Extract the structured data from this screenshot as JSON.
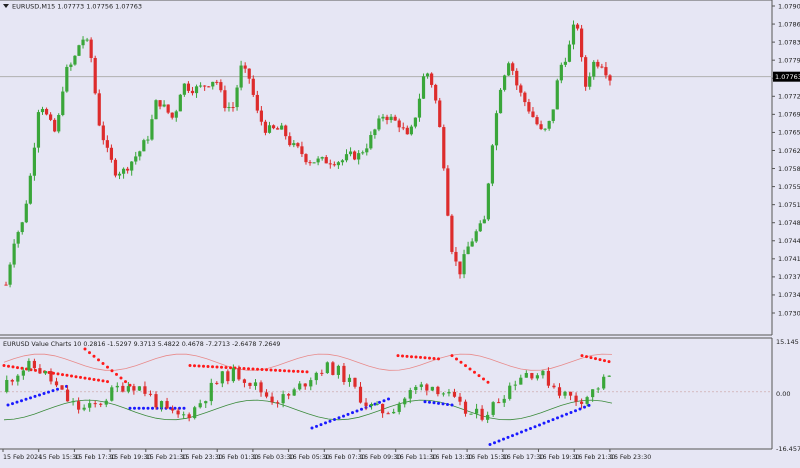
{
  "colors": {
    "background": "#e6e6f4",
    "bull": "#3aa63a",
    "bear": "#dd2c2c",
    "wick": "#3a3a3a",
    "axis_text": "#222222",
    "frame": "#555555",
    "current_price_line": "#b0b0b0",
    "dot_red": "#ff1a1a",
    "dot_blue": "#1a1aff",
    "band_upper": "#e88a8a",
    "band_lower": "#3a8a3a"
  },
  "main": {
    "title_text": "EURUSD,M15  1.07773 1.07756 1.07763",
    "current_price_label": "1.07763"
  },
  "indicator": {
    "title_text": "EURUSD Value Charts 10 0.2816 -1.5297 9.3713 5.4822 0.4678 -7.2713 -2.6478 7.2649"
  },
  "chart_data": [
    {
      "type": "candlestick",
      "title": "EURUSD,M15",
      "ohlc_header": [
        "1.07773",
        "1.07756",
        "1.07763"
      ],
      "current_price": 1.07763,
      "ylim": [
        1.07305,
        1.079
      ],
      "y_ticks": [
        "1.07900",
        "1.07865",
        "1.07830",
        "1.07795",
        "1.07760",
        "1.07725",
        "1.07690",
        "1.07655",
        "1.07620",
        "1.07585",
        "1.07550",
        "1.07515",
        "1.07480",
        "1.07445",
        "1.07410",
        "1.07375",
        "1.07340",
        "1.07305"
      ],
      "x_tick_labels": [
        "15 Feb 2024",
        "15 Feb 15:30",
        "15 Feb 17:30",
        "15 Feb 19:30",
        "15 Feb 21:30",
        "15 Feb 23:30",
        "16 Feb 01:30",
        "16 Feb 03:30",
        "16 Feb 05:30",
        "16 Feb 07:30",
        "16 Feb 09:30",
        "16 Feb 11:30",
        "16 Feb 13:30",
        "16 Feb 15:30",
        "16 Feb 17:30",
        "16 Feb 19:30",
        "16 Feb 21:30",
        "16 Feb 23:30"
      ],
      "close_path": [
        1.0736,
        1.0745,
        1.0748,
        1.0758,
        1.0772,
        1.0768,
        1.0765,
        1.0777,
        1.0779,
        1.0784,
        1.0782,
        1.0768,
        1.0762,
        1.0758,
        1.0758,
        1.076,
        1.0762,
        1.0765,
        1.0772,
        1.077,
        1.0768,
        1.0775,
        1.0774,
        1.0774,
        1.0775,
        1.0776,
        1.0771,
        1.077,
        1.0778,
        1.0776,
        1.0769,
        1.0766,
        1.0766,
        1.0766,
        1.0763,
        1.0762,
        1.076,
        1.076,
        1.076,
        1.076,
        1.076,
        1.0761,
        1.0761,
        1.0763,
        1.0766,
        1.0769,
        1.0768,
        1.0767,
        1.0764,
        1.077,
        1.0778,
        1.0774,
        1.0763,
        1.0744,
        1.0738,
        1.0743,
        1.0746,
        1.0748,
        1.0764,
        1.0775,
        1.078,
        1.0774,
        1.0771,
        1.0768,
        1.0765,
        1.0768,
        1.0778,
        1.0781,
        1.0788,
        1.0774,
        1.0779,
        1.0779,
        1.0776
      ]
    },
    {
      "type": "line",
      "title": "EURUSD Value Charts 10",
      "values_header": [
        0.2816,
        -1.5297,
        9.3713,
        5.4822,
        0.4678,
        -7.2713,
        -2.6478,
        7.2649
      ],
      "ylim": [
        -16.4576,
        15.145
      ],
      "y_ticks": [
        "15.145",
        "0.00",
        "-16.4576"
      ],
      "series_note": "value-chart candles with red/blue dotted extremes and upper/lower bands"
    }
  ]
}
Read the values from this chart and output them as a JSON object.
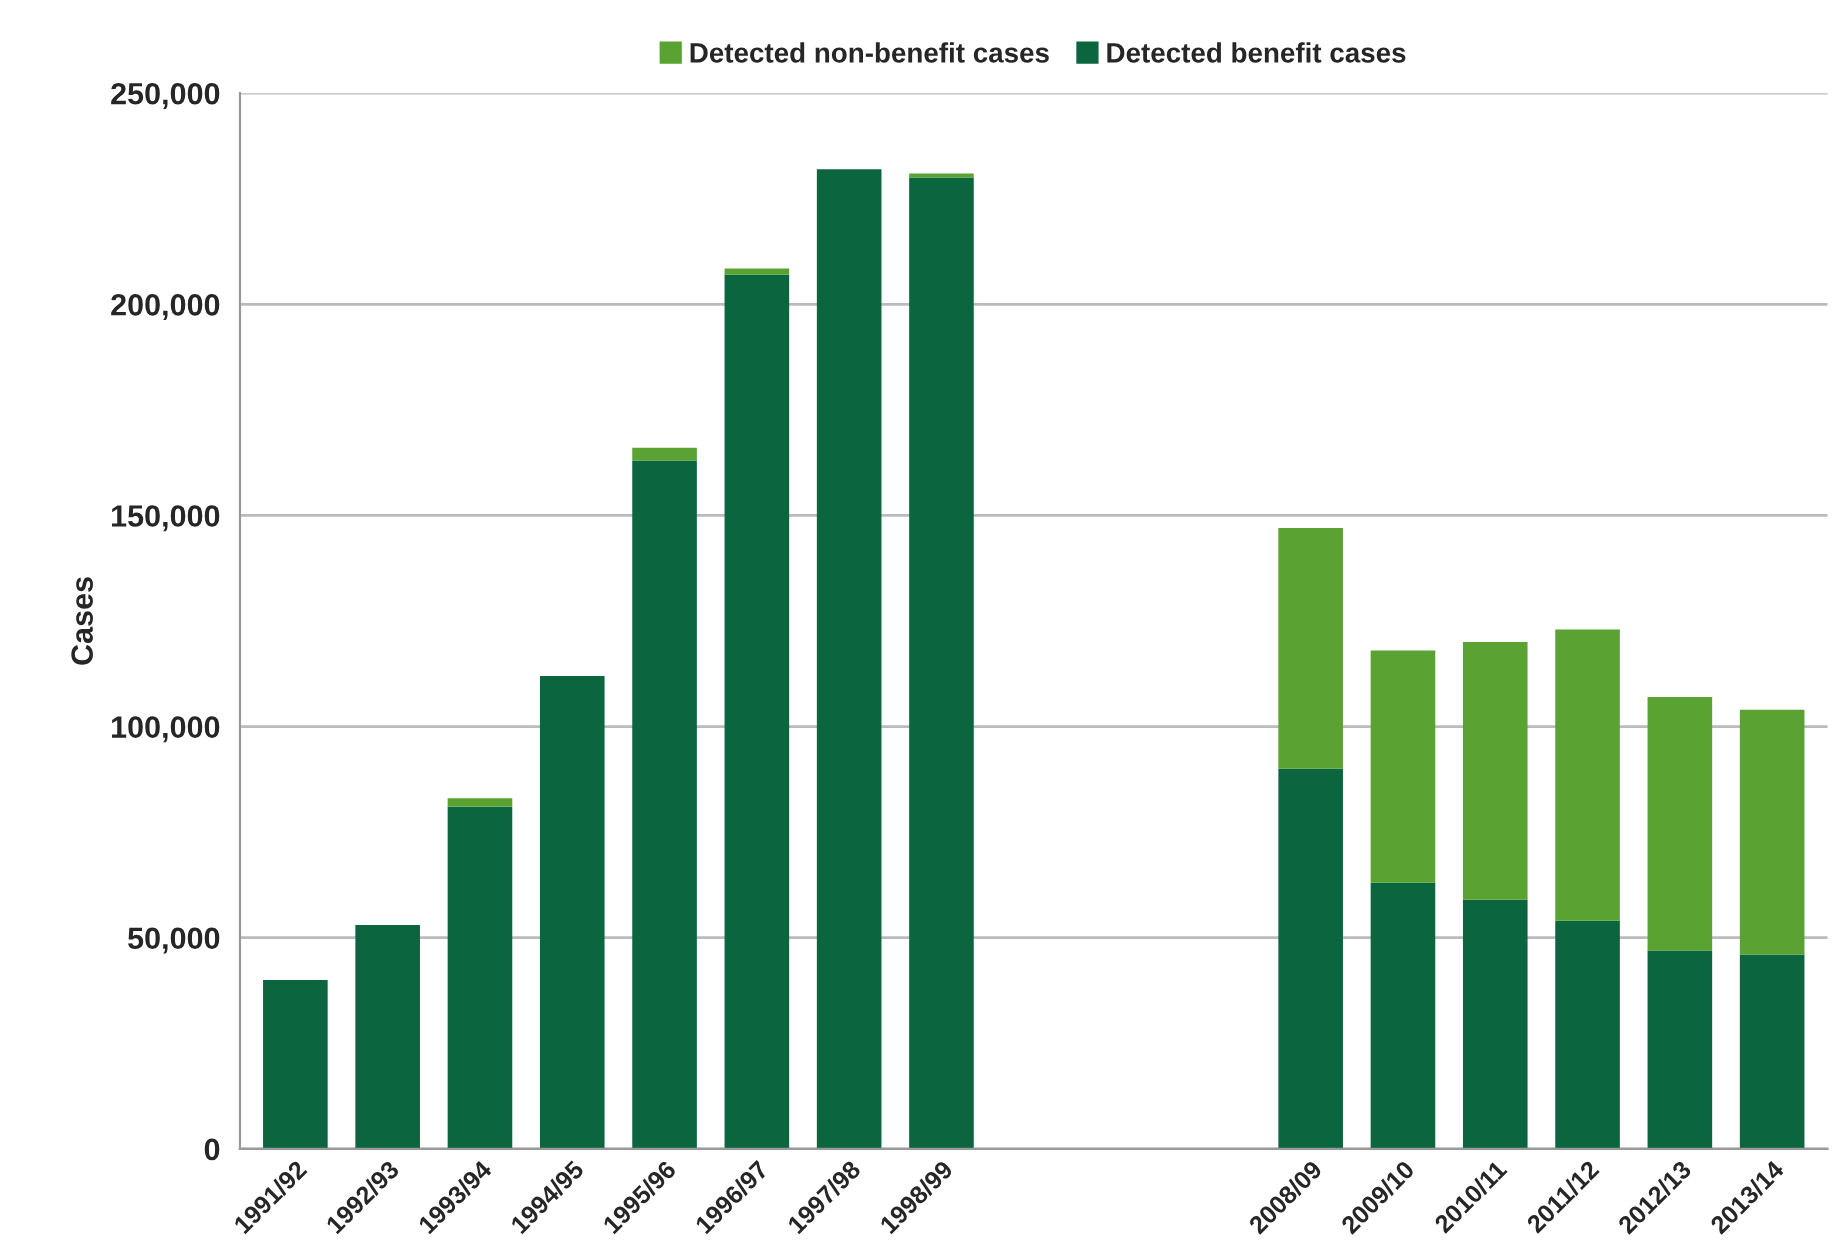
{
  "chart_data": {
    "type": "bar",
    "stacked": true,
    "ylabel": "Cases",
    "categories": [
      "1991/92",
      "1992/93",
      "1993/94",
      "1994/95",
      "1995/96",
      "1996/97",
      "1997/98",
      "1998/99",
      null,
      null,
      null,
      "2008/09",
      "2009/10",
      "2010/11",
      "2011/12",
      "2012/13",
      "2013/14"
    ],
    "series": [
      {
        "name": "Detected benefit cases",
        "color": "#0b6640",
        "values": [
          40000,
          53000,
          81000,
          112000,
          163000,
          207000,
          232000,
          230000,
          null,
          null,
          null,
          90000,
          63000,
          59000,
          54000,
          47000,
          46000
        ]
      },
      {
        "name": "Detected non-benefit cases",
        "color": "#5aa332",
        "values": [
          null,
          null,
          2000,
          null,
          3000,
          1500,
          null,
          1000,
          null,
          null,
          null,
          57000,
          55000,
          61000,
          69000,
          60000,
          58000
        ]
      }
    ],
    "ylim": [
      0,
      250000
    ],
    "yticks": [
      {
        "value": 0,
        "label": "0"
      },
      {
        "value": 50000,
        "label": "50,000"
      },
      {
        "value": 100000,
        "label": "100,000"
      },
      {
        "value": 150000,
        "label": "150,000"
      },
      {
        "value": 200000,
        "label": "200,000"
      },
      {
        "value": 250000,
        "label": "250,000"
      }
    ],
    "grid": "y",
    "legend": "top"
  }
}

- What you are asked to do:
Every line of the material is to be quoted exactly, with no pictures carried over.

- Solution below:
Extract the structured data from this screenshot as JSON.
{
  "colors": {
    "background": "#e6e6f4",
    "bull": "#3aa63a",
    "bear": "#dd2c2c",
    "wick": "#3a3a3a",
    "axis_text": "#222222",
    "frame": "#555555",
    "current_price_line": "#b0b0b0",
    "dot_red": "#ff1a1a",
    "dot_blue": "#1a1aff",
    "band_upper": "#e88a8a",
    "band_lower": "#3a8a3a"
  },
  "main": {
    "title_text": "EURUSD,M15  1.07773 1.07756 1.07763",
    "current_price_label": "1.07763"
  },
  "indicator": {
    "title_text": "EURUSD Value Charts 10 0.2816 -1.5297 9.3713 5.4822 0.4678 -7.2713 -2.6478 7.2649"
  },
  "chart_data": [
    {
      "type": "candlestick",
      "title": "EURUSD,M15",
      "ohlc_header": [
        "1.07773",
        "1.07756",
        "1.07763"
      ],
      "current_price": 1.07763,
      "ylim": [
        1.07305,
        1.079
      ],
      "y_ticks": [
        "1.07900",
        "1.07865",
        "1.07830",
        "1.07795",
        "1.07760",
        "1.07725",
        "1.07690",
        "1.07655",
        "1.07620",
        "1.07585",
        "1.07550",
        "1.07515",
        "1.07480",
        "1.07445",
        "1.07410",
        "1.07375",
        "1.07340",
        "1.07305"
      ],
      "x_tick_labels": [
        "15 Feb 2024",
        "15 Feb 15:30",
        "15 Feb 17:30",
        "15 Feb 19:30",
        "15 Feb 21:30",
        "15 Feb 23:30",
        "16 Feb 01:30",
        "16 Feb 03:30",
        "16 Feb 05:30",
        "16 Feb 07:30",
        "16 Feb 09:30",
        "16 Feb 11:30",
        "16 Feb 13:30",
        "16 Feb 15:30",
        "16 Feb 17:30",
        "16 Feb 19:30",
        "16 Feb 21:30",
        "16 Feb 23:30"
      ],
      "close_path": [
        1.0736,
        1.0745,
        1.0748,
        1.0758,
        1.0772,
        1.0768,
        1.0765,
        1.0777,
        1.0779,
        1.0784,
        1.0782,
        1.0768,
        1.0762,
        1.0758,
        1.0758,
        1.076,
        1.0762,
        1.0765,
        1.0772,
        1.077,
        1.0768,
        1.0775,
        1.0774,
        1.0774,
        1.0775,
        1.0776,
        1.0771,
        1.077,
        1.0778,
        1.0776,
        1.0769,
        1.0766,
        1.0766,
        1.0766,
        1.0763,
        1.0762,
        1.076,
        1.076,
        1.076,
        1.076,
        1.076,
        1.0761,
        1.0761,
        1.0763,
        1.0766,
        1.0769,
        1.0768,
        1.0767,
        1.0764,
        1.077,
        1.0778,
        1.0774,
        1.0763,
        1.0744,
        1.0738,
        1.0743,
        1.0746,
        1.0748,
        1.0764,
        1.0775,
        1.078,
        1.0774,
        1.0771,
        1.0768,
        1.0765,
        1.0768,
        1.0778,
        1.0781,
        1.0788,
        1.0774,
        1.0779,
        1.0779,
        1.0776
      ]
    },
    {
      "type": "line",
      "title": "EURUSD Value Charts 10",
      "values_header": [
        0.2816,
        -1.5297,
        9.3713,
        5.4822,
        0.4678,
        -7.2713,
        -2.6478,
        7.2649
      ],
      "ylim": [
        -16.4576,
        15.145
      ],
      "y_ticks": [
        "15.145",
        "0.00",
        "-16.4576"
      ],
      "series_note": "value-chart candles with red/blue dotted extremes and upper/lower bands"
    }
  ]
}
Read the values from this chart and output them as a JSON object.
{
  "chart_data": {
    "type": "bar",
    "stacked": true,
    "ylabel": "Cases",
    "categories": [
      "1991/92",
      "1992/93",
      "1993/94",
      "1994/95",
      "1995/96",
      "1996/97",
      "1997/98",
      "1998/99",
      null,
      null,
      null,
      "2008/09",
      "2009/10",
      "2010/11",
      "2011/12",
      "2012/13",
      "2013/14"
    ],
    "series": [
      {
        "name": "Detected benefit cases",
        "color": "#0b6640",
        "values": [
          40000,
          53000,
          81000,
          112000,
          163000,
          207000,
          232000,
          230000,
          null,
          null,
          null,
          90000,
          63000,
          59000,
          54000,
          47000,
          46000
        ]
      },
      {
        "name": "Detected non-benefit cases",
        "color": "#5aa332",
        "values": [
          null,
          null,
          2000,
          null,
          3000,
          1500,
          null,
          1000,
          null,
          null,
          null,
          57000,
          55000,
          61000,
          69000,
          60000,
          58000
        ]
      }
    ],
    "ylim": [
      0,
      250000
    ],
    "yticks": [
      {
        "value": 0,
        "label": "0"
      },
      {
        "value": 50000,
        "label": "50,000"
      },
      {
        "value": 100000,
        "label": "100,000"
      },
      {
        "value": 150000,
        "label": "150,000"
      },
      {
        "value": 200000,
        "label": "200,000"
      },
      {
        "value": 250000,
        "label": "250,000"
      }
    ],
    "grid": "y",
    "legend": "top"
  }
}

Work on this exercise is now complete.